● WHAT TO WORK ON: All of the records listed below should be retyped exactly.

● DATASET CONTENT:
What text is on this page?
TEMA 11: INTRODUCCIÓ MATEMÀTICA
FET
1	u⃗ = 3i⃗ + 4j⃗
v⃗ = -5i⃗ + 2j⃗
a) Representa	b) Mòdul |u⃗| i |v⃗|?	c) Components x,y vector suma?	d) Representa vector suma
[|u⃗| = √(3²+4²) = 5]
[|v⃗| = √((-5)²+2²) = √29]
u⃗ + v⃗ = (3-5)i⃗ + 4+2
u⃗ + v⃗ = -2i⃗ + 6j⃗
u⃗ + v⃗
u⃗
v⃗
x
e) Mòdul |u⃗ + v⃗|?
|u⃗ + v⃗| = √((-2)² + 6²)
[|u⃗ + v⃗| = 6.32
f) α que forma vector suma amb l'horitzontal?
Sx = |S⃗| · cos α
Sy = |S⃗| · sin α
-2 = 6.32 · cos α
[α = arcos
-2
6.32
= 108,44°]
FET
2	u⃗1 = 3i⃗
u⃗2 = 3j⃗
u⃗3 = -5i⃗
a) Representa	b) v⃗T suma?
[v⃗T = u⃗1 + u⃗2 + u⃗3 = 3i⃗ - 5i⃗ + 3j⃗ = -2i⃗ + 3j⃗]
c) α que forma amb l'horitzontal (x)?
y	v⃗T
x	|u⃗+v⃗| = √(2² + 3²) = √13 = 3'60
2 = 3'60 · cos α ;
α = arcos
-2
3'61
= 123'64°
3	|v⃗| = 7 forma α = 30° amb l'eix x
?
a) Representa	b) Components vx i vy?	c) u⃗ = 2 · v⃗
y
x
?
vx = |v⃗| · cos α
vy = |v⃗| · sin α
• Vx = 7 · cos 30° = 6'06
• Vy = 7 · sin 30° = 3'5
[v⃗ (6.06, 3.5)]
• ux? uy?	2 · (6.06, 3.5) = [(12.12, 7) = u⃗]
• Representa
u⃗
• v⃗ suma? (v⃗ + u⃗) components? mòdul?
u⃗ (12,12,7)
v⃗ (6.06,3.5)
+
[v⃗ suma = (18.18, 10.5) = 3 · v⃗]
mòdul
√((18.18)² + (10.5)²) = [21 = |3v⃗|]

● EXERCISE ANSWER:
What text is on this page?
TEMA 11: INTRODUCCIÓ MATEMÀTICA
FET
1	u⃗ = 3i⃗ + 4j⃗
v⃗ = -5i⃗ + 2j⃗
a) Representa	b) Mòdul |u⃗| i |v⃗|?	c) Components x,y vector suma?	d) Representa vector suma
[|u⃗| = √(3²+4²) = 5]
[|v⃗| = √((-5)²+2²) = √29]
u⃗ + v⃗ = (3-5)i⃗ + 4+2
u⃗ + v⃗ = -2i⃗ + 6j⃗
u⃗ + v⃗
u⃗
v⃗
x
e) Mòdul |u⃗ + v⃗|?
|u⃗ + v⃗| = √((-2)² + 6²)
[|u⃗ + v⃗| = 6.32
f) α que forma vector suma amb l'horitzontal?
Sx = |S⃗| · cos α
Sy = |S⃗| · sin α
-2 = 6.32 · cos α
[α = arcos
-2
6.32
= 108,44°]
FET
2	u⃗1 = 3i⃗
u⃗2 = 3j⃗
u⃗3 = -5i⃗
a) Representa	b) v⃗T suma?
[v⃗T = u⃗1 + u⃗2 + u⃗3 = 3i⃗ - 5i⃗ + 3j⃗ = -2i⃗ + 3j⃗]
c) α que forma amb l'horitzontal (x)?
y	v⃗T
x	|u⃗+v⃗| = √(2² + 3²) = √13 = 3'60
2 = 3'60 · cos α ;
α = arcos
-2
3'61
= 123'64°
3	|v⃗| = 7 forma α = 30° amb l'eix x
?
a) Representa	b) Components vx i vy?	c) u⃗ = 2 · v⃗
y
x
?
vx = |v⃗| · cos α
vy = |v⃗| · sin α
• Vx = 7 · cos 30° = 6'06
• Vy = 7 · sin 30° = 3'5
[v⃗ (6.06, 3.5)]
• ux? uy?	2 · (6.06, 3.5) = [(12.12, 7) = u⃗]
• Representa
u⃗
• v⃗ suma? (v⃗ + u⃗) components? mòdul?
u⃗ (12,12,7)
v⃗ (6.06,3.5)
+
[v⃗ suma = (18.18, 10.5) = 3 · v⃗]
mòdul
√((18.18)² + (10.5)²) = [21 = |3v⃗|]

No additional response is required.